--- start ---
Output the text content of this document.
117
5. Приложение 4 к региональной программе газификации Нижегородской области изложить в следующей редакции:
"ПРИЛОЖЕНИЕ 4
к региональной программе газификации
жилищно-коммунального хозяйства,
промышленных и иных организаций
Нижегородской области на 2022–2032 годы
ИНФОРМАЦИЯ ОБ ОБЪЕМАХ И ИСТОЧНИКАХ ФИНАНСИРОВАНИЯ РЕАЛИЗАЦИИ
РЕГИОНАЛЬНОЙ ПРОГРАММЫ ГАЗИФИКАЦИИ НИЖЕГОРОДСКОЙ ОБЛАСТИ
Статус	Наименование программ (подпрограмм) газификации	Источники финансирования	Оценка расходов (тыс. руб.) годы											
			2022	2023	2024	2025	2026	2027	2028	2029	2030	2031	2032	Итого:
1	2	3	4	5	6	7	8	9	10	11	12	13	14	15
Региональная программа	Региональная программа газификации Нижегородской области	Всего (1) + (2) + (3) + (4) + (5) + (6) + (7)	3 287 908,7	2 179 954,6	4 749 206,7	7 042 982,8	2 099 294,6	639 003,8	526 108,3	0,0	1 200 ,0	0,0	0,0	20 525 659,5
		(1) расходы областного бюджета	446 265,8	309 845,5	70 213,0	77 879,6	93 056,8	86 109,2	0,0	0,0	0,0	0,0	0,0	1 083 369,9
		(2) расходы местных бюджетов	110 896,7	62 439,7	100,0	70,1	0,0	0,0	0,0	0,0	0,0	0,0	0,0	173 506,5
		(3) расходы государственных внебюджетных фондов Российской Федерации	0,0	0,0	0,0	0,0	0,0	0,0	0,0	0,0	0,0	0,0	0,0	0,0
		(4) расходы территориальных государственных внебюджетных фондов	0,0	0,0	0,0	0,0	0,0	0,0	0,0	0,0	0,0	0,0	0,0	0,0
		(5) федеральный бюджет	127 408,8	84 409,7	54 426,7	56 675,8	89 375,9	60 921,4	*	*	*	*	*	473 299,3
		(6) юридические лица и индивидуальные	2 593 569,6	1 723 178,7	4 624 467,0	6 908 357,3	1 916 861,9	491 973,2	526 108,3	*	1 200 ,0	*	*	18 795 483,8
--- end ---
--- start ---
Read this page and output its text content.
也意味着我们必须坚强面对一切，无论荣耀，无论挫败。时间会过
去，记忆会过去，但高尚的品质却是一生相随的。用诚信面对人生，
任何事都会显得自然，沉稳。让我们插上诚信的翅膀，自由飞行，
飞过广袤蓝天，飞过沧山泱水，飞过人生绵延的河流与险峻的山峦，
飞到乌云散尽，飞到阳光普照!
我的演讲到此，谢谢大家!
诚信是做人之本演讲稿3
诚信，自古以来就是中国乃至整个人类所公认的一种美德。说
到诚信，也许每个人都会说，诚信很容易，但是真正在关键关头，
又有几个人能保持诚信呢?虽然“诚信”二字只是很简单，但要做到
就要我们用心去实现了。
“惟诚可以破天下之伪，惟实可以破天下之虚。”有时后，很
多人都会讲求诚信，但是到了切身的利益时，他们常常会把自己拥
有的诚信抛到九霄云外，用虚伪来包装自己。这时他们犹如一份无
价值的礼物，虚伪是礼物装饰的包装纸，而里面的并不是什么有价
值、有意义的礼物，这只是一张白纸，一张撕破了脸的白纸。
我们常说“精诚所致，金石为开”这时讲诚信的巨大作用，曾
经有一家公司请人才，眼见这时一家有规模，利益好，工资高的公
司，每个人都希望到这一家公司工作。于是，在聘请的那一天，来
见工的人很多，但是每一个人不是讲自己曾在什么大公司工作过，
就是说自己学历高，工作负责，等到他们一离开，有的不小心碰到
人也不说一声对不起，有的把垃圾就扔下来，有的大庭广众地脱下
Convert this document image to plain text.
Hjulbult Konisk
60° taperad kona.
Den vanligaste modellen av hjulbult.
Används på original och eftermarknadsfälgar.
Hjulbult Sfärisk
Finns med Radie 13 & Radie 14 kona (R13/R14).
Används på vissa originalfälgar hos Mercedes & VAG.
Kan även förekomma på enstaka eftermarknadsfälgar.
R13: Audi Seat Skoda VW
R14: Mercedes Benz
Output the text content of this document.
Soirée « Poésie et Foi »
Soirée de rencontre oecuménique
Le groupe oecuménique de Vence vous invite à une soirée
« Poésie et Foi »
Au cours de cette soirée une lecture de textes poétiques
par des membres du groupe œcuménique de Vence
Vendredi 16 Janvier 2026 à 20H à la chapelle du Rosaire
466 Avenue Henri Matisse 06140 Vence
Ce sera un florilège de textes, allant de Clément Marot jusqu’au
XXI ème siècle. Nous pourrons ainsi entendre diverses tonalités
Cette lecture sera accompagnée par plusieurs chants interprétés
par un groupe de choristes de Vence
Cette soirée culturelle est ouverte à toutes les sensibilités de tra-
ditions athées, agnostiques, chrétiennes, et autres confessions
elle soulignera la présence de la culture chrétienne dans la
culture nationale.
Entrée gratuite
--- end ---
List every line from the entries above in which "расходы" appears.

• **Result of this task**
		(1) расходы областного бюджета	446 265,8	309 845,5	70 213,0	77 879,6	93 056,8	86 109,2	0,0	0,0	0,0	0,0	0,0	1 083 369,9
		(2) расходы местных бюджетов	110 896,7	62 439,7	100,0	70,1	0,0	0,0	0,0	0,0	0,0	0,0	0,0	173 506,5
		(3) расходы государственных внебюджетных фондов Российской Федерации	0,0	0,0	0,0	0,0	0,0	0,0	0,0	0,0	0,0	0,0	0,0	0,0
		(4) расходы территориальных государственных внебюджетных фондов	0,0	0,0	0,0	0,0	0,0	0,0	0,0	0,0	0,0	0,0	0,0	0,0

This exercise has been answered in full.